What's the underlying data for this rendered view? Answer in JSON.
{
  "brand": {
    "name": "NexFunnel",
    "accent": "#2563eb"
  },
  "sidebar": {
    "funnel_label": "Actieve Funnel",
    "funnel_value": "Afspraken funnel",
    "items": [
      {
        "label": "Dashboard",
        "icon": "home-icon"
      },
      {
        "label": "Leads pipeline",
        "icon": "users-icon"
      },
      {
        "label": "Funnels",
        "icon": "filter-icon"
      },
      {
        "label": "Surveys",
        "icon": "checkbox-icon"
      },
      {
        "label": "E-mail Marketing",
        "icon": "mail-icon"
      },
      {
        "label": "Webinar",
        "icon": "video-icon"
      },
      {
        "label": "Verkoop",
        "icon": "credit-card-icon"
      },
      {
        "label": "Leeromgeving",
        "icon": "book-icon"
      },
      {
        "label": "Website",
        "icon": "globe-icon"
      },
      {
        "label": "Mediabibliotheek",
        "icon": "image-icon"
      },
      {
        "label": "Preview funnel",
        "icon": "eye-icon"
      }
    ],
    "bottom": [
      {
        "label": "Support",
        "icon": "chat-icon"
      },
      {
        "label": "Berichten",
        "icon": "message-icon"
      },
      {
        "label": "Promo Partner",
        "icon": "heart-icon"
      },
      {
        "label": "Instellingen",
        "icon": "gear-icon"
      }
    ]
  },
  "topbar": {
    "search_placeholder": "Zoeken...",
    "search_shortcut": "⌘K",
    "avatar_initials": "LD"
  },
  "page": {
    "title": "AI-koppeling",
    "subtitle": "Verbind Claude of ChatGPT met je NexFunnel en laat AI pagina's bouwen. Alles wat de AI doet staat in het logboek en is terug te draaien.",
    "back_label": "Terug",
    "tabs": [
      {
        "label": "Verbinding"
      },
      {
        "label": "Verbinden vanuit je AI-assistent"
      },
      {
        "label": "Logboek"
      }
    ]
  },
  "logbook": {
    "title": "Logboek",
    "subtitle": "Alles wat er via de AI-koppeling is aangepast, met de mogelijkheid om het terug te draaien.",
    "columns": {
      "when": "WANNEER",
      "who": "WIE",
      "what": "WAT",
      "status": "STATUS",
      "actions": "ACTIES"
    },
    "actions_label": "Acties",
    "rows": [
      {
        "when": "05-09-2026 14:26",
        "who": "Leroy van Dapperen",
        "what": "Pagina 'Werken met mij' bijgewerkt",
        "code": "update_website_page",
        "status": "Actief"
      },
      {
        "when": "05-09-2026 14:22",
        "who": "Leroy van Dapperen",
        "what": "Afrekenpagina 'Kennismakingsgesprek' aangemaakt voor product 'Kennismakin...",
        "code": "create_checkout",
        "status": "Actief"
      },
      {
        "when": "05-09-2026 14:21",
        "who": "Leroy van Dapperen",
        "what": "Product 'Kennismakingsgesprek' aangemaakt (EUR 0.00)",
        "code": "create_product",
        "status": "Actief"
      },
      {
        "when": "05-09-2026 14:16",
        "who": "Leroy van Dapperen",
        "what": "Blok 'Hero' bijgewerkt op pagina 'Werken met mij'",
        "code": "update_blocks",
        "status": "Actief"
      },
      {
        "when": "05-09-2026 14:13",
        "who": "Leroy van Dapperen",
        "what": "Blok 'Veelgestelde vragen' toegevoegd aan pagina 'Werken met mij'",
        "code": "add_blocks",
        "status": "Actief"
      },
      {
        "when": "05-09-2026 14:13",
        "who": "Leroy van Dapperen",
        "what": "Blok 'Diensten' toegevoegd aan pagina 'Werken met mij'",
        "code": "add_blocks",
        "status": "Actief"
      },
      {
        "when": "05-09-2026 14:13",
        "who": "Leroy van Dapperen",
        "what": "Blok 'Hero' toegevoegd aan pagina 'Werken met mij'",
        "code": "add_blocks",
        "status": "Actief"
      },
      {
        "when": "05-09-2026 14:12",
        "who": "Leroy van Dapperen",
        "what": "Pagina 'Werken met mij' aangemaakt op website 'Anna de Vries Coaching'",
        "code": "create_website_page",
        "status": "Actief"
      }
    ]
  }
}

..............................

▶ **Aim of the task**: Show every line where the string "Werken" appears.

▶ **Answer to this exercise**:
        "what": "Pagina 'Werken met mij' bijgewerkt",
        "what": "Blok 'Hero' bijgewerkt op pagina 'Werken met mij'",
        "what": "Blok 'Veelgestelde vragen' toegevoegd aan pagina 'Werken met mij'",
        "what": "Blok 'Diensten' toegevoegd aan pagina 'Werken met mij'",
        "what": "Blok 'Hero' toegevoegd aan pagina 'Werken met mij'",
        "what": "Pagina 'Werken met mij' aangemaakt op website 'Anna de Vries Coaching'",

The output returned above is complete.